### DATA EXCERPTS ###
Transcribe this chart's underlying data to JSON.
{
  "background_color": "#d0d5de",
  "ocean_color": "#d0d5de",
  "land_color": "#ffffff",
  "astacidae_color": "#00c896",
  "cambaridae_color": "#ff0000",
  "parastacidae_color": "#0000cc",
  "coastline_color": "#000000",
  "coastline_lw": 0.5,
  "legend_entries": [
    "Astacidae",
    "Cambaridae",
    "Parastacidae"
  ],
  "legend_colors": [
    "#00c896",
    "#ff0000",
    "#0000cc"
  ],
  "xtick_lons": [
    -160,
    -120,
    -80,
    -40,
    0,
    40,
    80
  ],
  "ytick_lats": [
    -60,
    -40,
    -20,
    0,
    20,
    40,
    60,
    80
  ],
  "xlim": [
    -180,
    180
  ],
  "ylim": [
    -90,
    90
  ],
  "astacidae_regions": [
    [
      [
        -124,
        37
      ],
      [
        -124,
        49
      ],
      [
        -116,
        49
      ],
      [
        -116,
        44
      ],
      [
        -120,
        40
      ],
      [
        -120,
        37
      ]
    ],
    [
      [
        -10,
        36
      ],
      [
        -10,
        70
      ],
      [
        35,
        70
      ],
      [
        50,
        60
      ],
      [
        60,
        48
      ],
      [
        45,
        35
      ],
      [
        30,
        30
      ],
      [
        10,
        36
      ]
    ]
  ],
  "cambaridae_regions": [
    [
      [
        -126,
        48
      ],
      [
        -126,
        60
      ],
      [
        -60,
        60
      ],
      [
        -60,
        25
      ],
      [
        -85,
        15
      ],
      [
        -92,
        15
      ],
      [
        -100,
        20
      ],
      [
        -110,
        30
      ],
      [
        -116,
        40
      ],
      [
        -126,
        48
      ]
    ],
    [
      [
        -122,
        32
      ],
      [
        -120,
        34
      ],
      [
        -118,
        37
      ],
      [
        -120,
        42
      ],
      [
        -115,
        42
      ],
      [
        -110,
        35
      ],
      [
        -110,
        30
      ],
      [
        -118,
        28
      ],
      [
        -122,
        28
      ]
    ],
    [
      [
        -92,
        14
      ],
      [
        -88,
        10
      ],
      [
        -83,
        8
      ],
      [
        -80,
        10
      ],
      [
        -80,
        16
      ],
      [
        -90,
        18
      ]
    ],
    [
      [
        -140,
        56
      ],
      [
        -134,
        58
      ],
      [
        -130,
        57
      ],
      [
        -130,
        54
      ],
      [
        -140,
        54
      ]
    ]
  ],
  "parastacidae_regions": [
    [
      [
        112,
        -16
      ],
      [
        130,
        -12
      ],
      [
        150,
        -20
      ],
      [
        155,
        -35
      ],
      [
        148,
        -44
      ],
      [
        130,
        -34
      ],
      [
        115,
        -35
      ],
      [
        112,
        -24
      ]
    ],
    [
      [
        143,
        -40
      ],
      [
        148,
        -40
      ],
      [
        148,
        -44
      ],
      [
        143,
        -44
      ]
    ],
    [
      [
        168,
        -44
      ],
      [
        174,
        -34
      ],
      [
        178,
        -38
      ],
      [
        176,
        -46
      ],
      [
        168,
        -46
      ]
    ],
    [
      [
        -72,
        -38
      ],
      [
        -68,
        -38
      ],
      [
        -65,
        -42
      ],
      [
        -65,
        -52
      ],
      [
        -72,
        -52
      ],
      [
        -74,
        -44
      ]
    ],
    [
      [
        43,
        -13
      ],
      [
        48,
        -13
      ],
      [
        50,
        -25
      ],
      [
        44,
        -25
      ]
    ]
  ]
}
###
▶ EXERCISE TASK
Write out every entry verbatim.

▶ RESULT
Transcribe this chart's underlying data to JSON.
{
  "background_color": "#d0d5de",
  "ocean_color": "#d0d5de",
  "land_color": "#ffffff",
  "astacidae_color": "#00c896",
  "cambaridae_color": "#ff0000",
  "parastacidae_color": "#0000cc",
  "coastline_color": "#000000",
  "coastline_lw": 0.5,
  "legend_entries": [
    "Astacidae",
    "Cambaridae",
    "Parastacidae"
  ],
  "legend_colors": [
    "#00c896",
    "#ff0000",
    "#0000cc"
  ],
  "xtick_lons": [
    -160,
    -120,
    -80,
    -40,
    0,
    40,
    80
  ],
  "ytick_lats": [
    -60,
    -40,
    -20,
    0,
    20,
    40,
    60,
    80
  ],
  "xlim": [
    -180,
    180
  ],
  "ylim": [
    -90,
    90
  ],
  "astacidae_regions": [
    [
      [
        -124,
        37
      ],
      [
        -124,
        49
      ],
      [
        -116,
        49
      ],
      [
        -116,
        44
      ],
      [
        -120,
        40
      ],
      [
        -120,
        37
      ]
    ],
    [
      [
        -10,
        36
      ],
      [
        -10,
        70
      ],
      [
        35,
        70
      ],
      [
        50,
        60
      ],
      [
        60,
        48
      ],
      [
        45,
        35
      ],
      [
        30,
        30
      ],
      [
        10,
        36
      ]
    ]
  ],
  "cambaridae_regions": [
    [
      [
        -126,
        48
      ],
      [
        -126,
        60
      ],
      [
        -60,
        60
      ],
      [
        -60,
        25
      ],
      [
        -85,
        15
      ],
      [
        -92,
        15
      ],
      [
        -100,
        20
      ],
      [
        -110,
        30
      ],
      [
        -116,
        40
      ],
      [
        -126,
        48
      ]
    ],
    [
      [
        -122,
        32
      ],
      [
        -120,
        34
      ],
      [
        -118,
        37
      ],
      [
        -120,
        42
      ],
      [
        -115,
        42
      ],
      [
        -110,
        35
      ],
      [
        -110,
        30
      ],
      [
        -118,
        28
      ],
      [
        -122,
        28
      ]
    ],
    [
      [
        -92,
        14
      ],
      [
        -88,
        10
      ],
      [
        -83,
        8
      ],
      [
        -80,
        10
      ],
      [
        -80,
        16
      ],
      [
        -90,
        18
      ]
    ],
    [
      [
        -140,
        56
      ],
      [
        -134,
        58
      ],
      [
        -130,
        57
      ],
      [
        -130,
        54
      ],
      [
        -140,
        54
      ]
    ]
  ],
  "parastacidae_regions": [
    [
      [
        112,
        -16
      ],
      [
        130,
        -12
      ],
      [
        150,
        -20
      ],
      [
        155,
        -35
      ],
      [
        148,
        -44
      ],
      [
        130,
        -34
      ],
      [
        115,
        -35
      ],
      [
        112,
        -24
      ]
    ],
    [
      [
        143,
        -40
      ],
      [
        148,
        -40
      ],
      [
        148,
        -44
      ],
      [
        143,
        -44
      ]
    ],
    [
      [
        168,
        -44
      ],
      [
        174,
        -34
      ],
      [
        178,
        -38
      ],
      [
        176,
        -46
      ],
      [
        168,
        -46
      ]
    ],
    [
      [
        -72,
        -38
      ],
      [
        -68,
        -38
      ],
      [
        -65,
        -42
      ],
      [
        -65,
        -52
      ],
      [
        -72,
        -52
      ],
      [
        -74,
        -44
      ]
    ],
    [
      [
        43,
        -13
      ],
      [
        48,
        -13
      ],
      [
        50,
        -25
      ],
      [
        44,
        -25
      ]
    ]
  ]
}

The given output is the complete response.